> Data records
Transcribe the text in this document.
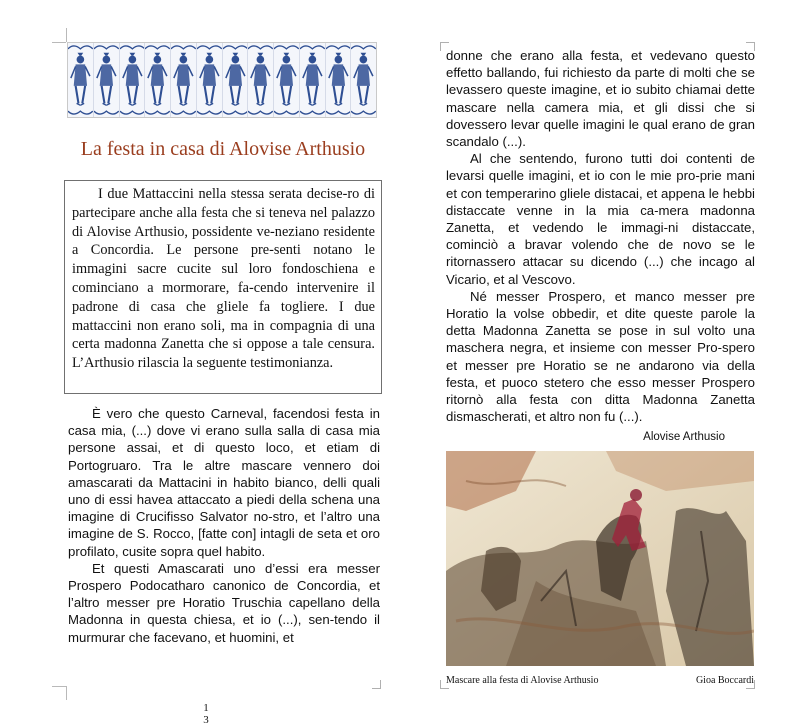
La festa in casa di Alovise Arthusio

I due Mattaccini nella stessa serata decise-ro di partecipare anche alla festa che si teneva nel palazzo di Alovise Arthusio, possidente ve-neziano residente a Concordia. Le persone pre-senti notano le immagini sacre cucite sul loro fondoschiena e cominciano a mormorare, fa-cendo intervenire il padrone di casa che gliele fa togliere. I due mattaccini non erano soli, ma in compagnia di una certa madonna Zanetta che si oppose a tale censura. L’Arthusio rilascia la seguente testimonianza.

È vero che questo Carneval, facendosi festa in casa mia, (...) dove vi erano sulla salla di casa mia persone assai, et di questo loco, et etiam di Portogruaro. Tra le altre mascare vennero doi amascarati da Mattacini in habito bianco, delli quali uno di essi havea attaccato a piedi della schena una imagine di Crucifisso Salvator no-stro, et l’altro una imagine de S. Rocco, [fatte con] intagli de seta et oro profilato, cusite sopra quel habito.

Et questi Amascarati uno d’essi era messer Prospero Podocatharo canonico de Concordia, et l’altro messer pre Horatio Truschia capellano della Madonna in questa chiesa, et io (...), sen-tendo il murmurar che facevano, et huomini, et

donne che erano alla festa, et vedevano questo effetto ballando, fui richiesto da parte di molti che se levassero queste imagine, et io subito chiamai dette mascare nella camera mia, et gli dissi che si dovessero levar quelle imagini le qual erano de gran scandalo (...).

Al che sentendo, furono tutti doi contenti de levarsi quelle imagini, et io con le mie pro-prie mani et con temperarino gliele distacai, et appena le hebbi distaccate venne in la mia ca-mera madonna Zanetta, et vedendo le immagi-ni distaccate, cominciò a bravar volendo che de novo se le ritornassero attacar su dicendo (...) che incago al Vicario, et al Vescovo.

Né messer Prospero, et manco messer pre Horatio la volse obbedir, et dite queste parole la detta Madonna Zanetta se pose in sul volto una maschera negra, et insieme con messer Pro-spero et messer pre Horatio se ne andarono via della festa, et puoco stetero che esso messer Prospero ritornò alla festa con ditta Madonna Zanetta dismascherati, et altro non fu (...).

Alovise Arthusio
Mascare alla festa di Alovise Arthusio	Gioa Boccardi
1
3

...

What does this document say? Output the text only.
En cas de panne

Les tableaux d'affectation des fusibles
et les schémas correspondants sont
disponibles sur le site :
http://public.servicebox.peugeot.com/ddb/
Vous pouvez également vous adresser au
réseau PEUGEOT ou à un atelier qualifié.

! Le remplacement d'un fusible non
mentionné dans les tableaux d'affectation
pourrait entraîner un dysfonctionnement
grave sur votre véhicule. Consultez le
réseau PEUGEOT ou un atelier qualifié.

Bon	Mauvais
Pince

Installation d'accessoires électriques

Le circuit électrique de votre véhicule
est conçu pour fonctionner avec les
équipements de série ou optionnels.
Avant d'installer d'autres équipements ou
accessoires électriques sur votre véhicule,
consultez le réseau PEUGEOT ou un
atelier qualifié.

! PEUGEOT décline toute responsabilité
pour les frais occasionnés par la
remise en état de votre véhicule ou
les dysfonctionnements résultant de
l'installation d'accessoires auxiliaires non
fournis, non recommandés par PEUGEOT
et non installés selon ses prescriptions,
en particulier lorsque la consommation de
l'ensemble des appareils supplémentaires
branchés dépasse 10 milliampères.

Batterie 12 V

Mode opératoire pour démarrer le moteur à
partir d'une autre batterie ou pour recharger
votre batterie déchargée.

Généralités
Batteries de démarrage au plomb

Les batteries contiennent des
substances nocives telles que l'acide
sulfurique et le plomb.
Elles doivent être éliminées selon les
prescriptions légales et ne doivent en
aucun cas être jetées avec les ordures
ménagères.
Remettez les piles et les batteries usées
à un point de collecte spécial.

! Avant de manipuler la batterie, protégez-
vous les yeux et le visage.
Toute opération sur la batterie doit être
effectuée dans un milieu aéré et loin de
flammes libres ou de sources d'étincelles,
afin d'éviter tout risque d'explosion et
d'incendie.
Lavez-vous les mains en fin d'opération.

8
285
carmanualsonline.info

> What this task involves
Count how many lines of the material hold the string "document". Give the number and nothing more.

> Answer to the problem
2